» WHAT THE TASK ASKS
Update the rows starting at the line containing "- change-value: +354: [395, 23, 521, 77]" and ending at the line containing "What elements are", replacing "unit-line" with "unit-label" and leaving everything else unchanged. Return only those rows.
══ DATA ROWS
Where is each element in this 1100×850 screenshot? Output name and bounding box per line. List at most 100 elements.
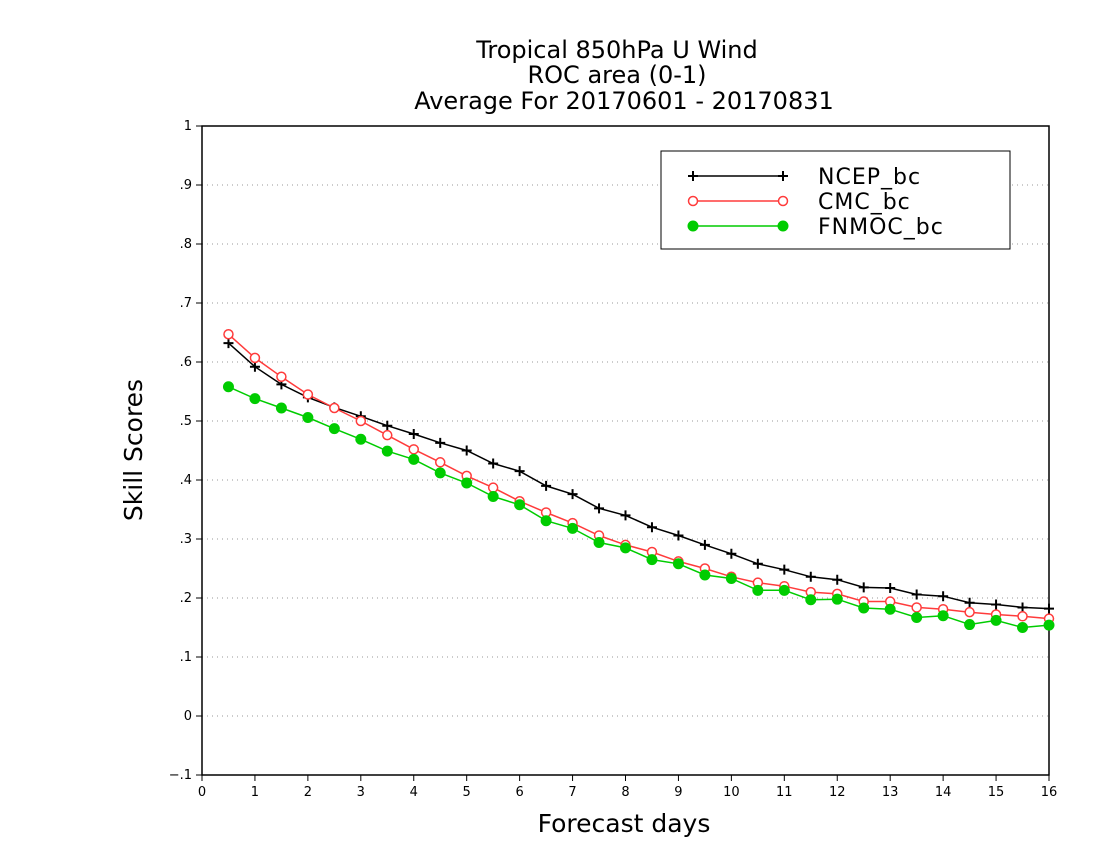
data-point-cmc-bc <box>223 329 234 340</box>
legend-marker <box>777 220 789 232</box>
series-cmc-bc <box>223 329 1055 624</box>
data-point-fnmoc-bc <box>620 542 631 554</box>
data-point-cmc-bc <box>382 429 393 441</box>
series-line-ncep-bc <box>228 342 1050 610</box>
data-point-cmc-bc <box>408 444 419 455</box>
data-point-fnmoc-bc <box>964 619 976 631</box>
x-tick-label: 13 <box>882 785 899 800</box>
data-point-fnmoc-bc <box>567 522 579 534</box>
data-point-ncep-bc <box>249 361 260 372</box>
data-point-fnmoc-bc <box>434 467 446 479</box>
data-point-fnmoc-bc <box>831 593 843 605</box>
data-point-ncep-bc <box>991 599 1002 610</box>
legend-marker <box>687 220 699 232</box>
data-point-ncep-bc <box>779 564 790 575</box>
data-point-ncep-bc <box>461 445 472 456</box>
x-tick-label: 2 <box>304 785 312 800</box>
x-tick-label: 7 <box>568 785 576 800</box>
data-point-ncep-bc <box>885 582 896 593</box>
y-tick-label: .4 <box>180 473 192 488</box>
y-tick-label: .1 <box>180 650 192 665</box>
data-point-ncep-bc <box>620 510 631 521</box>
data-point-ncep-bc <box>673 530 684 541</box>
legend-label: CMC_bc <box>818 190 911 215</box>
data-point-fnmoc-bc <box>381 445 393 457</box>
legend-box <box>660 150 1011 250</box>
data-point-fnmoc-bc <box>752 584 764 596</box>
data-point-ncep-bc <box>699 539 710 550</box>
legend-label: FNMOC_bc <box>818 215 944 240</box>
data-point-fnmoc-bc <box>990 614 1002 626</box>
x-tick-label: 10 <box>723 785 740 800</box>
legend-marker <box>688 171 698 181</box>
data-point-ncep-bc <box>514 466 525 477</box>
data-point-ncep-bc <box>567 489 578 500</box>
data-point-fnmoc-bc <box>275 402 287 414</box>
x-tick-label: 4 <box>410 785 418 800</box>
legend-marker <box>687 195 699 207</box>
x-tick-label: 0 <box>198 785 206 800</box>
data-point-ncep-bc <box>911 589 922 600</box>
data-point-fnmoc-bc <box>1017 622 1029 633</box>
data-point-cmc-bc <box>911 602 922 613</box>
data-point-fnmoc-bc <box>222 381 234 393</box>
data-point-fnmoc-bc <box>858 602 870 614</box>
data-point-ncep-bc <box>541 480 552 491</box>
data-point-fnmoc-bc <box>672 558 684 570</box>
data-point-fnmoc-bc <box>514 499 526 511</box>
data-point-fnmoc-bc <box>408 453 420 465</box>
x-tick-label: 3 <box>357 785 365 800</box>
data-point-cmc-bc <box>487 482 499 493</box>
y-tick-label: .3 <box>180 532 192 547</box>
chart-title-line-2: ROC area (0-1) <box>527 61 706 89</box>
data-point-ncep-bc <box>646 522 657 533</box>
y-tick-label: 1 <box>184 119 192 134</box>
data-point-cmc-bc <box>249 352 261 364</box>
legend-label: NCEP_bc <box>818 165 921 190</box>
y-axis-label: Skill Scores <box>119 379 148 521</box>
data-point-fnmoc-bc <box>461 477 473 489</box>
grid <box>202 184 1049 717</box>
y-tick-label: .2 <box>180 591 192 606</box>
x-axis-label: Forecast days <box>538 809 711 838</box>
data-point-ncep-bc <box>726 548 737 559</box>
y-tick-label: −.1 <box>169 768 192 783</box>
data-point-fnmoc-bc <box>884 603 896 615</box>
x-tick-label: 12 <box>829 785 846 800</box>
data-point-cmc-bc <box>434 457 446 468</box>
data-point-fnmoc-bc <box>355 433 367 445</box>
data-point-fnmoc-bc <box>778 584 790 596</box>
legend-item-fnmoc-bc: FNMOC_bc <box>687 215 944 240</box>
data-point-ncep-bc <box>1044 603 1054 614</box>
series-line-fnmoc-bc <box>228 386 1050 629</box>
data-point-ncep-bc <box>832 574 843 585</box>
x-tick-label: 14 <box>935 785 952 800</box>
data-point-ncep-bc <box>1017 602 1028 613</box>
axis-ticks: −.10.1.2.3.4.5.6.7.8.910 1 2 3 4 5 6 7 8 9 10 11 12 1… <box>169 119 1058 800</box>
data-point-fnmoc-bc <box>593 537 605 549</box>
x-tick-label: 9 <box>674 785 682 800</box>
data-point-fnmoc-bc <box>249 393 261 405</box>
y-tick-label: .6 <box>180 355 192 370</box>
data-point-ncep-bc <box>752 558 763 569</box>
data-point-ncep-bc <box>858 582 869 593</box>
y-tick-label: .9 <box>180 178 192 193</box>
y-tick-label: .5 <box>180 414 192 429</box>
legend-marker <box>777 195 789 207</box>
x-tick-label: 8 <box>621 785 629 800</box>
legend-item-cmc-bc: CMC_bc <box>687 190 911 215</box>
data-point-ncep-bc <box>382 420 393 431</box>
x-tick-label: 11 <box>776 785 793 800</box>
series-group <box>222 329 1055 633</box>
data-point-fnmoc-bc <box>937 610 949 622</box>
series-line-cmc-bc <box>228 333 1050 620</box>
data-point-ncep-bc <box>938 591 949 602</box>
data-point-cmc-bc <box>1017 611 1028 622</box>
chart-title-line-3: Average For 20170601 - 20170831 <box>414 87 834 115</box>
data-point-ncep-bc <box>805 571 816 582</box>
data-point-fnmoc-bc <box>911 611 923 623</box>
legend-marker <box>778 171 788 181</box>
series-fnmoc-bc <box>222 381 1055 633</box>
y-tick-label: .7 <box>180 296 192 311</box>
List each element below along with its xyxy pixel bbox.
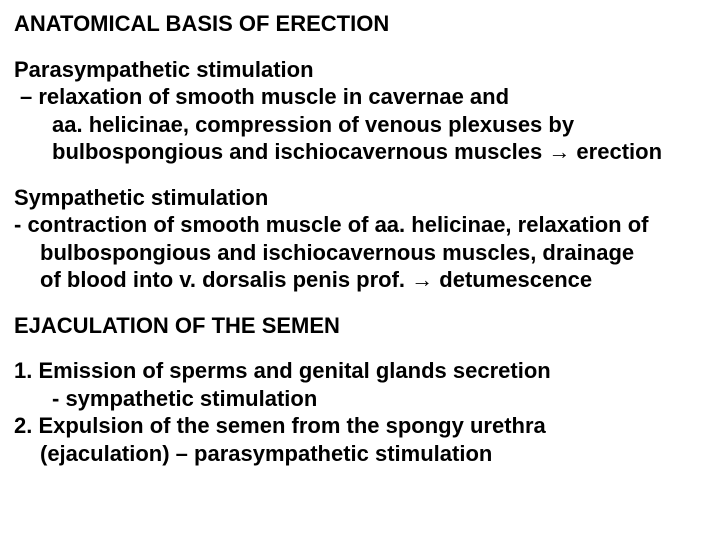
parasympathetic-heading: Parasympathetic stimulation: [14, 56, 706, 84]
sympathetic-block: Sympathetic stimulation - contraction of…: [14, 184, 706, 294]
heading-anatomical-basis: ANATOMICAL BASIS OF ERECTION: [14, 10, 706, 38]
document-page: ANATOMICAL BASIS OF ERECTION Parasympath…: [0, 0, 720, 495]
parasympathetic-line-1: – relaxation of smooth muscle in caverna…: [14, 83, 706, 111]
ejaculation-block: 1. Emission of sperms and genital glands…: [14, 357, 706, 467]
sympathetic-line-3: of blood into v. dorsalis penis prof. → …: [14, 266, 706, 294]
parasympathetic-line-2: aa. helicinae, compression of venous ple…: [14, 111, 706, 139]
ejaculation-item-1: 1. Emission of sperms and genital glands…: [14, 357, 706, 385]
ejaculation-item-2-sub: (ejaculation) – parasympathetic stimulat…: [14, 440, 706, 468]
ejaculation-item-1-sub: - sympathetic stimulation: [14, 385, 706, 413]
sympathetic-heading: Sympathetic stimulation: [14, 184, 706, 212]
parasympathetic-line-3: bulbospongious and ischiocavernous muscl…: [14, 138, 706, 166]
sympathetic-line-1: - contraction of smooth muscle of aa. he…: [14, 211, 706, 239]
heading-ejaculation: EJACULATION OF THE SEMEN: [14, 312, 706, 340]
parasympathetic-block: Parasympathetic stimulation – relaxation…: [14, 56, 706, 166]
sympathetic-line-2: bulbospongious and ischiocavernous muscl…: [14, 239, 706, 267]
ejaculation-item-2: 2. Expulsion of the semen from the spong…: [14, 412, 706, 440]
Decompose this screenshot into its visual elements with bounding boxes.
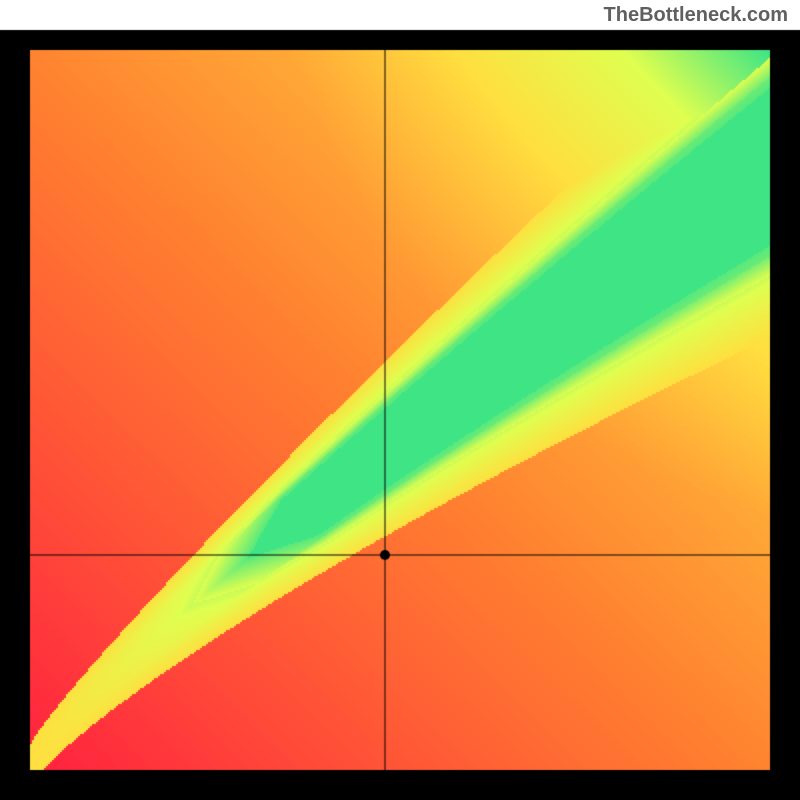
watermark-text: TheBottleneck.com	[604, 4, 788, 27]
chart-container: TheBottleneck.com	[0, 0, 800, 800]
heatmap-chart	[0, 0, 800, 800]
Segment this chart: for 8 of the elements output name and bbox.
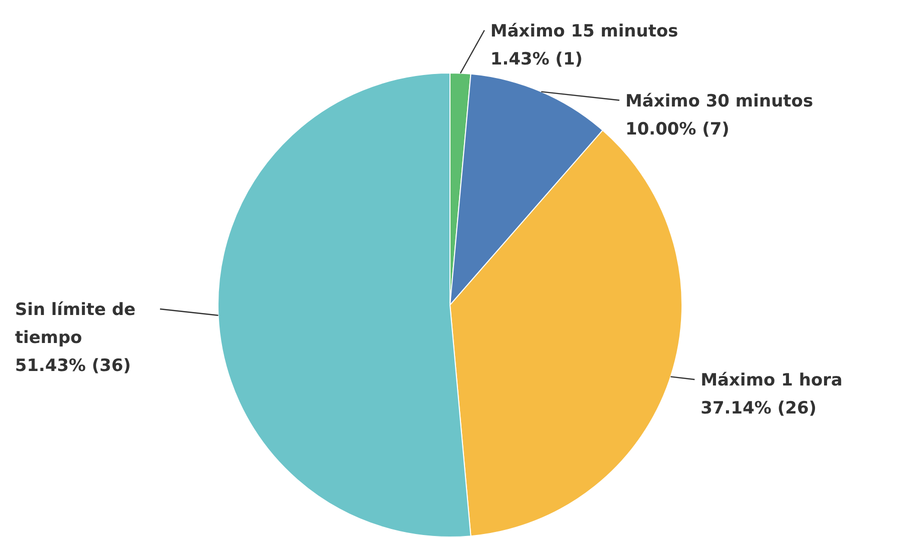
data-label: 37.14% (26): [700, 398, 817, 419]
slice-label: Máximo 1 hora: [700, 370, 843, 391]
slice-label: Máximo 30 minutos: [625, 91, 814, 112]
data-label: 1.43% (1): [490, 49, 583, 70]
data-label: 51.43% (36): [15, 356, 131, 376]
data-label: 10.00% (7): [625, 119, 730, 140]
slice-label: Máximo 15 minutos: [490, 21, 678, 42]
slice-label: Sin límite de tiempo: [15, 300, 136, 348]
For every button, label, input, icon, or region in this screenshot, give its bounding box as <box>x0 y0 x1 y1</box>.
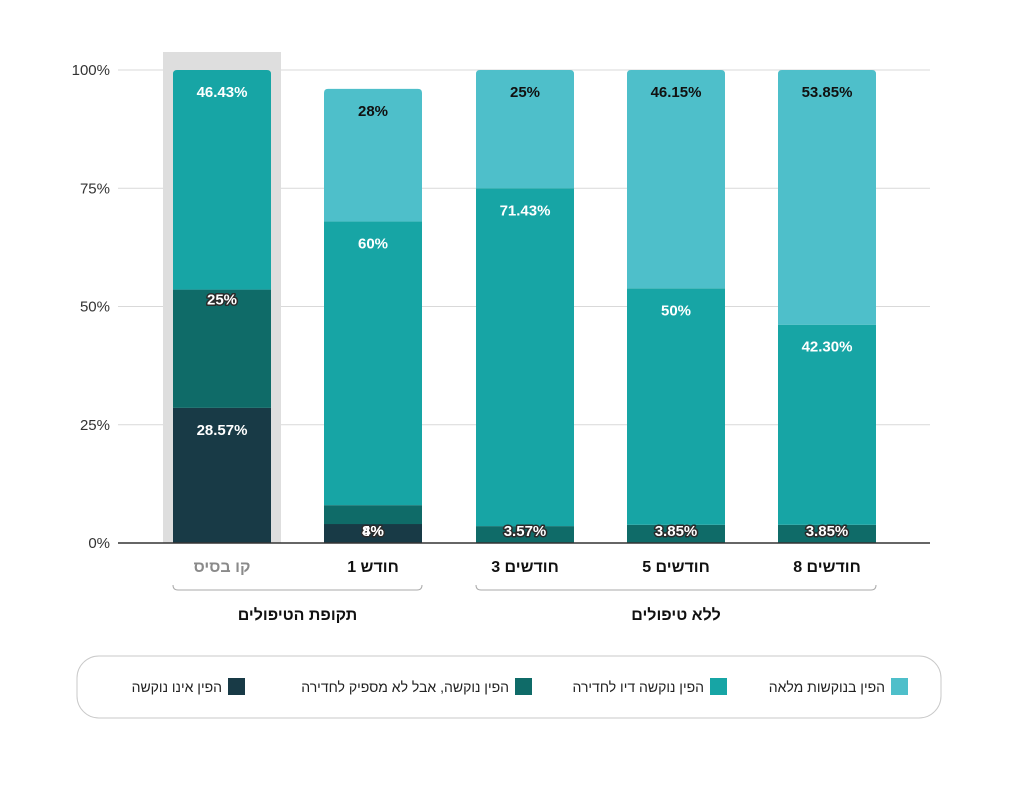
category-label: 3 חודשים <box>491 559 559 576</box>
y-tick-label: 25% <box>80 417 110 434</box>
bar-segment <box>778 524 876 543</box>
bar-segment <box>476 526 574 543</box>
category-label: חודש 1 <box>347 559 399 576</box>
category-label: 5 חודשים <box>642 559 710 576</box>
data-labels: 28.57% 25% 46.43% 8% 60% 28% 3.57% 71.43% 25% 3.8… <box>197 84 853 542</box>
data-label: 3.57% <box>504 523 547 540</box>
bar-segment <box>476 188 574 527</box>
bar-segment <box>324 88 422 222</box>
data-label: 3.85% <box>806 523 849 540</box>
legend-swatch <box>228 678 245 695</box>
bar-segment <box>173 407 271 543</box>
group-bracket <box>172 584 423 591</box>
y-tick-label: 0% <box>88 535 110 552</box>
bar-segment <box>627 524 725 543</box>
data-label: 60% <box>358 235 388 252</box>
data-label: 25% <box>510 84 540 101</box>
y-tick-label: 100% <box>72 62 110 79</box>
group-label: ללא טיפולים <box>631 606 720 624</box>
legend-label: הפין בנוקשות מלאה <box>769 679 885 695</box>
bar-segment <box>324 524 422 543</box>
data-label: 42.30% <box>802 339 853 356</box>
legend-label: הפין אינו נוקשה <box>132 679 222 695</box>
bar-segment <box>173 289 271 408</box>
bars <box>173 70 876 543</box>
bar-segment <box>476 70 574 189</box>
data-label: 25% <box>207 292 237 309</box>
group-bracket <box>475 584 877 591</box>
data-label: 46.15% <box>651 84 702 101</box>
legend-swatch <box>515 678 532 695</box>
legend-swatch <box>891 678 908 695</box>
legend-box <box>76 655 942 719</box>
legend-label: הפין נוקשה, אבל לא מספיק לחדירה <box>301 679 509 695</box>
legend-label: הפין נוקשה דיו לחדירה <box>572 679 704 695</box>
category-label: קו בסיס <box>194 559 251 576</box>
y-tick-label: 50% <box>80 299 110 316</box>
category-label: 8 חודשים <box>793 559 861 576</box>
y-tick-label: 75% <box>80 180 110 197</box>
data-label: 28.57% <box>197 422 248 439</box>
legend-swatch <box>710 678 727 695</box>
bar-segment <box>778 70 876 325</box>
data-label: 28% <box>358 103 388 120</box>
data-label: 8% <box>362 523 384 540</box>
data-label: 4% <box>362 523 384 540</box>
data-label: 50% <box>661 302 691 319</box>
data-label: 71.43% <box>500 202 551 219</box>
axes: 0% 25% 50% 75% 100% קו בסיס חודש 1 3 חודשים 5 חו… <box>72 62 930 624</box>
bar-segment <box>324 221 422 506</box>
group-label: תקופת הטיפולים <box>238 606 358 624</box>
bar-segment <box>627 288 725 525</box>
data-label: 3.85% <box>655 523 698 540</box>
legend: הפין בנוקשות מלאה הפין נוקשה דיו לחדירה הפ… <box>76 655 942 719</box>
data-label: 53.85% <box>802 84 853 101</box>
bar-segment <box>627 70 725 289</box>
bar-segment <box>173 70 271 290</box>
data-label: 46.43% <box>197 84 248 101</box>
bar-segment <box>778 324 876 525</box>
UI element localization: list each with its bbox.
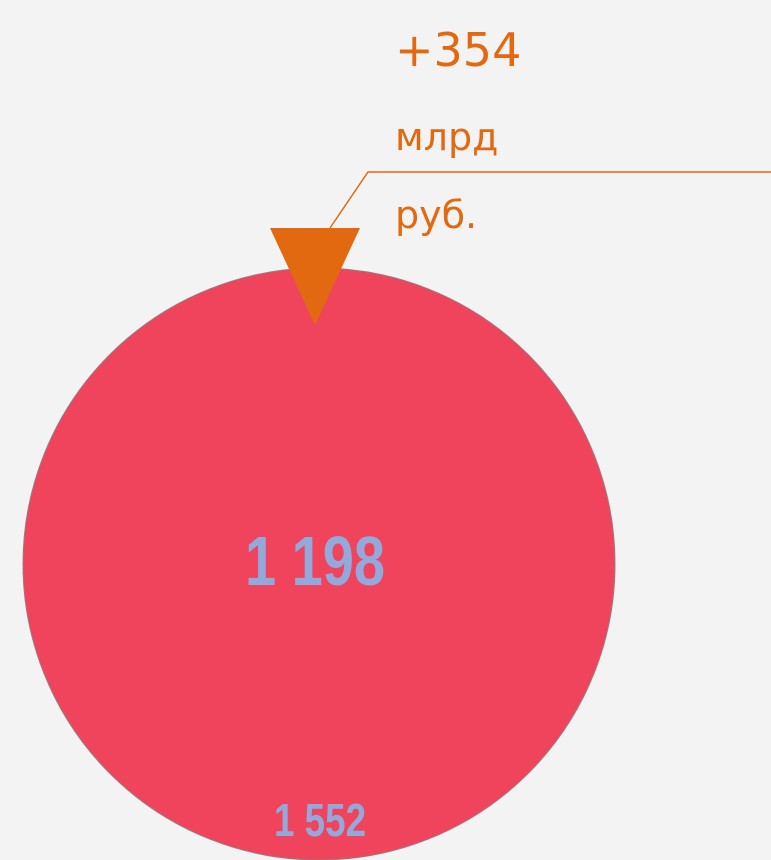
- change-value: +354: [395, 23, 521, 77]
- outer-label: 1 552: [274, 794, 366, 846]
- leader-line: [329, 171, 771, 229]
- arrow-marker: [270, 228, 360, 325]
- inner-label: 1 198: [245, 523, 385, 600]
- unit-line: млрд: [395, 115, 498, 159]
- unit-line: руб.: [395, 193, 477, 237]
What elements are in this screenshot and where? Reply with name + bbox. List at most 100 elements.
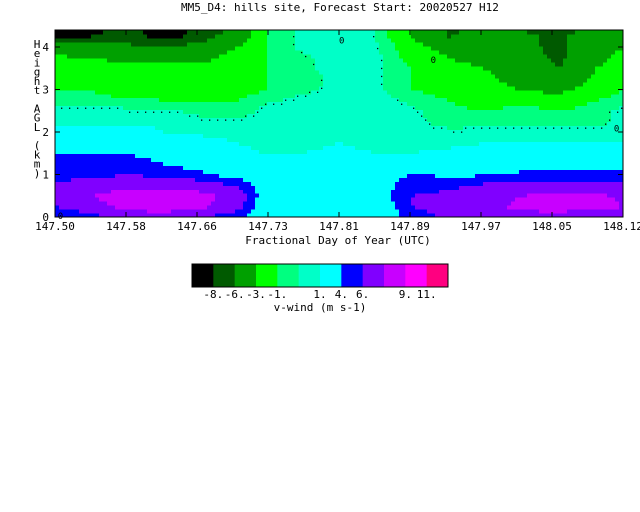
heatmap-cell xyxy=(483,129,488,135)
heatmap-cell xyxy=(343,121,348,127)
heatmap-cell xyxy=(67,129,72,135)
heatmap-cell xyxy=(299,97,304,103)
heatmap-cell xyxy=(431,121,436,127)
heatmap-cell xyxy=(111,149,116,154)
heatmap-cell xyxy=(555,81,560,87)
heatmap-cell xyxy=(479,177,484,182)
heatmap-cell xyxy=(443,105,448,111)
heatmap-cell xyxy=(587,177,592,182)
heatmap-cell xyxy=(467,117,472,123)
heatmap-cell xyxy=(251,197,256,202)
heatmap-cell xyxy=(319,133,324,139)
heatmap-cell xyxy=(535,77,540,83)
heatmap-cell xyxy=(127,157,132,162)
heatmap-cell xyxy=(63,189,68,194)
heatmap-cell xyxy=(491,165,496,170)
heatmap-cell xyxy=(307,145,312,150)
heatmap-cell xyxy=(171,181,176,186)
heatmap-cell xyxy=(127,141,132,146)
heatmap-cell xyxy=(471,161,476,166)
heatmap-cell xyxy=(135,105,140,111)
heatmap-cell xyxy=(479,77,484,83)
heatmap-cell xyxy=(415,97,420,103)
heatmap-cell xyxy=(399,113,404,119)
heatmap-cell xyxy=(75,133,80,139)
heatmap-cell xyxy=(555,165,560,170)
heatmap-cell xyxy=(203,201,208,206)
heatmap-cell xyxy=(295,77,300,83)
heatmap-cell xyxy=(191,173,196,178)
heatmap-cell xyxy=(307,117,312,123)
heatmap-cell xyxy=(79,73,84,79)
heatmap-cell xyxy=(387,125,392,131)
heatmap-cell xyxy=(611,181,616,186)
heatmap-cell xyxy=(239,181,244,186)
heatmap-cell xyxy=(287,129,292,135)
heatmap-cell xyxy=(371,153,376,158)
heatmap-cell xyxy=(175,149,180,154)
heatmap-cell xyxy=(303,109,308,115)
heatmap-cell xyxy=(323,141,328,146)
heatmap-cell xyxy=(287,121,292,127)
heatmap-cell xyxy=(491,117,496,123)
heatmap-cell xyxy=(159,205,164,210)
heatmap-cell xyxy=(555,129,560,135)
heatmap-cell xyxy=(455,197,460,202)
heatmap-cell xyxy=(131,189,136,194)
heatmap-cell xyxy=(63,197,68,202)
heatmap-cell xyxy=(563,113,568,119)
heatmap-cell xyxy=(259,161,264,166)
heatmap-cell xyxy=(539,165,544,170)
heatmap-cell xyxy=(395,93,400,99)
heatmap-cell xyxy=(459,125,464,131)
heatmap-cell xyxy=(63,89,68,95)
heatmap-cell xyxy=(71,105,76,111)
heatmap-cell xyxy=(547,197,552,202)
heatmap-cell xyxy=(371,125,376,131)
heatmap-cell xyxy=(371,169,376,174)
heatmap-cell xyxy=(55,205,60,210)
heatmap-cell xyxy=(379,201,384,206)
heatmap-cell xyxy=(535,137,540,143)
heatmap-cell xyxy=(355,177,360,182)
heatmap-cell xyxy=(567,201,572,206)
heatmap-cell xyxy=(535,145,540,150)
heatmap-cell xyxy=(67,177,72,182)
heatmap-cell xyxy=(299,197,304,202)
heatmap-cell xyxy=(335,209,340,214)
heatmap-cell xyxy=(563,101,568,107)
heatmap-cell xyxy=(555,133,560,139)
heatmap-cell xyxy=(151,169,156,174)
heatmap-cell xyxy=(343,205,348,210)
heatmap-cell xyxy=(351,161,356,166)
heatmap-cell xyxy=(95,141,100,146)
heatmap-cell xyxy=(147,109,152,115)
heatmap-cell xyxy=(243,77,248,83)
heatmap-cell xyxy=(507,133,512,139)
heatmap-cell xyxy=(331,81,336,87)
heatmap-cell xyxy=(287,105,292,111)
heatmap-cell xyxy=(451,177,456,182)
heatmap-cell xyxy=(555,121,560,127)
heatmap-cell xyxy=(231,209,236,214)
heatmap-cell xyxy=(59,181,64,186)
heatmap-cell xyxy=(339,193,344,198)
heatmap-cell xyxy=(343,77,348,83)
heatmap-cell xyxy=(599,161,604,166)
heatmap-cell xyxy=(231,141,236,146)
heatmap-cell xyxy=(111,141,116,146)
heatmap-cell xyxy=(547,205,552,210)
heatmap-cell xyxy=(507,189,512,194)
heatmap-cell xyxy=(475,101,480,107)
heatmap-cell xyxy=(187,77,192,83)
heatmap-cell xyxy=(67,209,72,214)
════
» EXERCISE OUTPUT
- change-value: +354: [395, 23, 521, 77]
- outer-label: 1 552: [274, 794, 366, 846]
- leader-line: [329, 171, 771, 229]
- arrow-marker: [270, 228, 360, 325]
- inner-label: 1 198: [245, 523, 385, 600]
- unit-label: млрд: [395, 115, 498, 159]
- unit-label: руб.: [395, 193, 477, 237]
What elements are in this screenshot and where? Reply with name + bbox. List at most 100 elements.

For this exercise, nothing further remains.